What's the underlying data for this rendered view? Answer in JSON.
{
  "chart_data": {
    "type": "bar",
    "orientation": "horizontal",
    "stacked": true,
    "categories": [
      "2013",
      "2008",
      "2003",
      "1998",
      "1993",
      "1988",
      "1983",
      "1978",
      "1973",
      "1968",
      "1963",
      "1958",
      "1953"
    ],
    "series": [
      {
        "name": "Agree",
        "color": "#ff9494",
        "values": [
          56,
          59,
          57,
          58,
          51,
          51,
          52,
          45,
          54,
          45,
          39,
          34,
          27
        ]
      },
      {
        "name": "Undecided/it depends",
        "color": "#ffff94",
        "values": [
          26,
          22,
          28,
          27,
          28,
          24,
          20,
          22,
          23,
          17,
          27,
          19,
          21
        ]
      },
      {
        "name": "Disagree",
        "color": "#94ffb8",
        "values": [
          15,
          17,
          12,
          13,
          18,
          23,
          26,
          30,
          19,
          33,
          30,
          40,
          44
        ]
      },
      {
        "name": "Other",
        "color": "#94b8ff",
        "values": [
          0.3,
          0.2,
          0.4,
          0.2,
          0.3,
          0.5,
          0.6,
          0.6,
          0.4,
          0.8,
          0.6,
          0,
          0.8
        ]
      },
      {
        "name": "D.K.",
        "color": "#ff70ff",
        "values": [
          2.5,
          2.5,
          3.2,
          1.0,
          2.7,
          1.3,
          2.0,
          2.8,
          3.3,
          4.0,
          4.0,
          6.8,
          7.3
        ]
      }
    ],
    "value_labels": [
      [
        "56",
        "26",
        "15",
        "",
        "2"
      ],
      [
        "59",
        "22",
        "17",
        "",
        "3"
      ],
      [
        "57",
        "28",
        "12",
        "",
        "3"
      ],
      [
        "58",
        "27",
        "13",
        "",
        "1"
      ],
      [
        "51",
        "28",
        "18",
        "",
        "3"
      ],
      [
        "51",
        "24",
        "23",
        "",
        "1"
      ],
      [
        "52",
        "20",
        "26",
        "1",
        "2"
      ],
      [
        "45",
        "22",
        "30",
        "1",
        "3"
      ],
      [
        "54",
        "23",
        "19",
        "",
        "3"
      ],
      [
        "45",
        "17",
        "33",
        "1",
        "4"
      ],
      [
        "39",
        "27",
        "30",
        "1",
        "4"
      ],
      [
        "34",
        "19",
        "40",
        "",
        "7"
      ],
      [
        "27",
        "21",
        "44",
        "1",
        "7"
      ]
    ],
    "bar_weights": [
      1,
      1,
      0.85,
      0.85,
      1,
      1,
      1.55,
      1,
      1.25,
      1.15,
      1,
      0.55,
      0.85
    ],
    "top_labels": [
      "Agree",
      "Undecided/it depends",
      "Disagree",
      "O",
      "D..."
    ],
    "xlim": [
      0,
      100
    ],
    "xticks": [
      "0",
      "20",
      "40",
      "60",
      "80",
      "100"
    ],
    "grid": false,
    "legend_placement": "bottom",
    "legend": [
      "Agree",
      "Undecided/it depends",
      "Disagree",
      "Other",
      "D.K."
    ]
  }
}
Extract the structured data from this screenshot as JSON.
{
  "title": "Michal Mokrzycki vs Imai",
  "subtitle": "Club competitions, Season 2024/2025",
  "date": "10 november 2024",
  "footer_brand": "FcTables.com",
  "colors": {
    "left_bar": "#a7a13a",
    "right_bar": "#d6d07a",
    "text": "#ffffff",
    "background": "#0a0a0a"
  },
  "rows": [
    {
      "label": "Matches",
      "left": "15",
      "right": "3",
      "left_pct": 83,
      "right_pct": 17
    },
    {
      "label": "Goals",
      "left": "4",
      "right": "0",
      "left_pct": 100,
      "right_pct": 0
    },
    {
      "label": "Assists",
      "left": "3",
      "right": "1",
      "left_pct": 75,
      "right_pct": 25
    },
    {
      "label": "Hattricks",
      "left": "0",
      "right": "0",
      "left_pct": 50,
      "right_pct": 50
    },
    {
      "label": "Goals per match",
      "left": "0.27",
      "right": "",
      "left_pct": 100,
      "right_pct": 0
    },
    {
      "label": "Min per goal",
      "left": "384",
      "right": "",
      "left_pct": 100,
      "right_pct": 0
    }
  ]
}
++++++++
> _Directions for this task_: Look through the entries above and list every line containing "JSON".

> _Result of the task_:
What's the underlying data for this rendered view? Answer in JSON.
Extract the structured data from this screenshot as JSON.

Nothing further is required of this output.